What the task requires
Repeat the material below exactly, line for line.

Entries

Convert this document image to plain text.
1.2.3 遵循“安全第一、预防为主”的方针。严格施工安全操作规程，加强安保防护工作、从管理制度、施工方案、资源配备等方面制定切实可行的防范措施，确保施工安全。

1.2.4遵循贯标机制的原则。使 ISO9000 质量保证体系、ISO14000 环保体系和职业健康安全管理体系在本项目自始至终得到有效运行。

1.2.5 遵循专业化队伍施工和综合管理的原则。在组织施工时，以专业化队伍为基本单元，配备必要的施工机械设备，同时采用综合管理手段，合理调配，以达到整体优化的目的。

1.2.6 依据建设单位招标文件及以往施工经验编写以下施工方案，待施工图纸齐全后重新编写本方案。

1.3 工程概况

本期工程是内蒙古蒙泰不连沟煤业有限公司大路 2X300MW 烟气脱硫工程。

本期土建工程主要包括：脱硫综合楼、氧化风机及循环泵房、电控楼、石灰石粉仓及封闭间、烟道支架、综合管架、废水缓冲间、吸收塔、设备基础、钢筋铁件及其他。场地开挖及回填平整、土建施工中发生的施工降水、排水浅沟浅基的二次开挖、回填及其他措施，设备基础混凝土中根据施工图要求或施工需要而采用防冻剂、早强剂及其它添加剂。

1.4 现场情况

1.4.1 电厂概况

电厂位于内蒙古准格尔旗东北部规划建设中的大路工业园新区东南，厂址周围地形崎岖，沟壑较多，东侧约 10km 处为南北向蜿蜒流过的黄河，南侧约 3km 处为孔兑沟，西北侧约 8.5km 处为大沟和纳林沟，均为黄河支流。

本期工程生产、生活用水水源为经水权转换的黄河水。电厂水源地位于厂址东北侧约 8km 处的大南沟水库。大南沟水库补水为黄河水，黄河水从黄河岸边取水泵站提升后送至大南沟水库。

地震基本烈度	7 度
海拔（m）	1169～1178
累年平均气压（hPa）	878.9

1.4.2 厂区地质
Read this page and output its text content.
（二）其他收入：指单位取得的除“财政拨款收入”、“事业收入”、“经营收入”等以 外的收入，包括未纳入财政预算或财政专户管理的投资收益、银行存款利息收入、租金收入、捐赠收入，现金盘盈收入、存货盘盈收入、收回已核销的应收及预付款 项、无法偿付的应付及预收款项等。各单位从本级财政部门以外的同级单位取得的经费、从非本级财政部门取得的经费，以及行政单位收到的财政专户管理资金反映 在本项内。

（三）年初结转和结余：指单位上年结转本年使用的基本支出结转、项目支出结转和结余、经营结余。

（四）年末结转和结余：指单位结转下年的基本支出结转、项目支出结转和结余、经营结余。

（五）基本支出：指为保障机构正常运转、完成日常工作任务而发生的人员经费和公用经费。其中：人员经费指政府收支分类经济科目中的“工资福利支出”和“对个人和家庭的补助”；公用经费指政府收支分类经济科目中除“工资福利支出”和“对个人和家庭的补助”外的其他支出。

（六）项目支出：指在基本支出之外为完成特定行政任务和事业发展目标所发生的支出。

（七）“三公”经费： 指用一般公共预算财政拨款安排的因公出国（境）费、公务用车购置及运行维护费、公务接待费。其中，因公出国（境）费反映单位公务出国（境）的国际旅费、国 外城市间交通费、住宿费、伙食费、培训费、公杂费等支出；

Worked solution
Convert this document image to plain text.
1.2.3 遵循“安全第一、预防为主”的方针。严格施工安全操作规程，加强安保防护工作、从管理制度、施工方案、资源配备等方面制定切实可行的防范措施，确保施工安全。

1.2.4遵循贯标机制的原则。使 ISO9000 质量保证体系、ISO14000 环保体系和职业健康安全管理体系在本项目自始至终得到有效运行。

1.2.5 遵循专业化队伍施工和综合管理的原则。在组织施工时，以专业化队伍为基本单元，配备必要的施工机械设备，同时采用综合管理手段，合理调配，以达到整体优化的目的。

1.2.6 依据建设单位招标文件及以往施工经验编写以下施工方案，待施工图纸齐全后重新编写本方案。

1.3 工程概况

本期工程是内蒙古蒙泰不连沟煤业有限公司大路 2X300MW 烟气脱硫工程。

本期土建工程主要包括：脱硫综合楼、氧化风机及循环泵房、电控楼、石灰石粉仓及封闭间、烟道支架、综合管架、废水缓冲间、吸收塔、设备基础、钢筋铁件及其他。场地开挖及回填平整、土建施工中发生的施工降水、排水浅沟浅基的二次开挖、回填及其他措施，设备基础混凝土中根据施工图要求或施工需要而采用防冻剂、早强剂及其它添加剂。

1.4 现场情况

1.4.1 电厂概况

电厂位于内蒙古准格尔旗东北部规划建设中的大路工业园新区东南，厂址周围地形崎岖，沟壑较多，东侧约 10km 处为南北向蜿蜒流过的黄河，南侧约 3km 处为孔兑沟，西北侧约 8.5km 处为大沟和纳林沟，均为黄河支流。

本期工程生产、生活用水水源为经水权转换的黄河水。电厂水源地位于厂址东北侧约 8km 处的大南沟水库。大南沟水库补水为黄河水，黄河水从黄河岸边取水泵站提升后送至大南沟水库。

地震基本烈度	7 度
海拔（m）	1169～1178
累年平均气压（hPa）	878.9

1.4.2 厂区地质
Read this page and output its text content.
（二）其他收入：指单位取得的除“财政拨款收入”、“事业收入”、“经营收入”等以 外的收入，包括未纳入财政预算或财政专户管理的投资收益、银行存款利息收入、租金收入、捐赠收入，现金盘盈收入、存货盘盈收入、收回已核销的应收及预付款 项、无法偿付的应付及预收款项等。各单位从本级财政部门以外的同级单位取得的经费、从非本级财政部门取得的经费，以及行政单位收到的财政专户管理资金反映 在本项内。

（三）年初结转和结余：指单位上年结转本年使用的基本支出结转、项目支出结转和结余、经营结余。

（四）年末结转和结余：指单位结转下年的基本支出结转、项目支出结转和结余、经营结余。

（五）基本支出：指为保障机构正常运转、完成日常工作任务而发生的人员经费和公用经费。其中：人员经费指政府收支分类经济科目中的“工资福利支出”和“对个人和家庭的补助”；公用经费指政府收支分类经济科目中除“工资福利支出”和“对个人和家庭的补助”外的其他支出。

（六）项目支出：指在基本支出之外为完成特定行政任务和事业发展目标所发生的支出。

（七）“三公”经费： 指用一般公共预算财政拨款安排的因公出国（境）费、公务用车购置及运行维护费、公务接待费。其中，因公出国（境）费反映单位公务出国（境）的国际旅费、国 外城市间交通费、住宿费、伙食费、培训费、公杂费等支出；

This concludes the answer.